ITEMS |
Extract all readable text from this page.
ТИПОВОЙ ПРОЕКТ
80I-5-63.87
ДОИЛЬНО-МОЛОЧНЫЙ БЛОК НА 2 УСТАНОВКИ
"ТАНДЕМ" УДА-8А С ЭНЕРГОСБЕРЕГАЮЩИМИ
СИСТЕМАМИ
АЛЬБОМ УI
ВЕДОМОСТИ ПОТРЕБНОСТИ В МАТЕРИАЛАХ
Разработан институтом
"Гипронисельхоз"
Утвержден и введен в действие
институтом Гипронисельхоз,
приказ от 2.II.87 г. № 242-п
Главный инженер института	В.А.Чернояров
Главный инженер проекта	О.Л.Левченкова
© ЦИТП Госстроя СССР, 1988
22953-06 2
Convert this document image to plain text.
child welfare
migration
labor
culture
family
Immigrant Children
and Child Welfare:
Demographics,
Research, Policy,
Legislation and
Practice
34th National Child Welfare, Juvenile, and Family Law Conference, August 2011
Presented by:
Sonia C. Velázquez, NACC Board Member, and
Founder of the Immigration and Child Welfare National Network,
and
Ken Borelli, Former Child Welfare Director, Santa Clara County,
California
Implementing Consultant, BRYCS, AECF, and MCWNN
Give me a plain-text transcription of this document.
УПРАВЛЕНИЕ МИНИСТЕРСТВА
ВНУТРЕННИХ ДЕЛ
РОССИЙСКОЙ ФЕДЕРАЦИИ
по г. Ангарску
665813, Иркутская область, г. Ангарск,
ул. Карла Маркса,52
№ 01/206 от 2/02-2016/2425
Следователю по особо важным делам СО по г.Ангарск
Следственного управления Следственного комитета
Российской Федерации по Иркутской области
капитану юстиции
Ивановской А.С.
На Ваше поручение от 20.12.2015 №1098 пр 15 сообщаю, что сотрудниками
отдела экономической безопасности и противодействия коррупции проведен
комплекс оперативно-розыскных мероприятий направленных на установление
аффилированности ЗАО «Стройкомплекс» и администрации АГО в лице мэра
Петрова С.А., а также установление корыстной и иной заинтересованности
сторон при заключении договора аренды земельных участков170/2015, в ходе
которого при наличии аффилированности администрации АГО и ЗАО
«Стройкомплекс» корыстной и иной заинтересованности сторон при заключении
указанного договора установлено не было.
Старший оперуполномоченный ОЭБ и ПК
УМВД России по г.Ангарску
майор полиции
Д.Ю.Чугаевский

EXERCISE PROMPT |
Among the lines of the material, find those that hold the word "Гипронисельхоз" and copy them.

ANSWER FOR THIS EXERCISE |
"Гипронисельхоз"
институтом Гипронисельхоз,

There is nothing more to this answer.